→ PROMPT
Select every line containing the word "Настройки" from the material, and copy those lines.

** Start PROVIDED DATA **

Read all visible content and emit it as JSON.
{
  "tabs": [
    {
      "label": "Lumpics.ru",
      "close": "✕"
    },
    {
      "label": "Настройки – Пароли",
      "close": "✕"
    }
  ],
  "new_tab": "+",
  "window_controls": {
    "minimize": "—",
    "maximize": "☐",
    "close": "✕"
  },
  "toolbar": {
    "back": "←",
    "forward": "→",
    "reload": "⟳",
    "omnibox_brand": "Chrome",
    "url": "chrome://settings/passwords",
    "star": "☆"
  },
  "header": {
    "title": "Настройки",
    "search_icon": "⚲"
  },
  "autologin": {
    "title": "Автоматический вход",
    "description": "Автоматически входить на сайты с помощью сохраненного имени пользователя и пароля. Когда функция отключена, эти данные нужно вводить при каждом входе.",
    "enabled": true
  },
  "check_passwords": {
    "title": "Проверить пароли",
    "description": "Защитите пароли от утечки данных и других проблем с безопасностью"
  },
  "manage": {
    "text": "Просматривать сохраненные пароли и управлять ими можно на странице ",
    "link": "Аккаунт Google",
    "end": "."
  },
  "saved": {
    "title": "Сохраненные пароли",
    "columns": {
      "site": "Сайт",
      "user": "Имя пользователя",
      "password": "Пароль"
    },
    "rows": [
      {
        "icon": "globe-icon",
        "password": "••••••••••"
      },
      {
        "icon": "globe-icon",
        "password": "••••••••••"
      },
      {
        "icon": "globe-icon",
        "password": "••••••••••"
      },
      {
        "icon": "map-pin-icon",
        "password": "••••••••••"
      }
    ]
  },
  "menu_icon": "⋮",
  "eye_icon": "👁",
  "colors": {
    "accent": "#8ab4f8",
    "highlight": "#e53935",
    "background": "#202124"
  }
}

** End PROVIDED DATA **

→ EXERCISE RESPONSE
      "label": "Настройки – Пароли",
    "title": "Настройки",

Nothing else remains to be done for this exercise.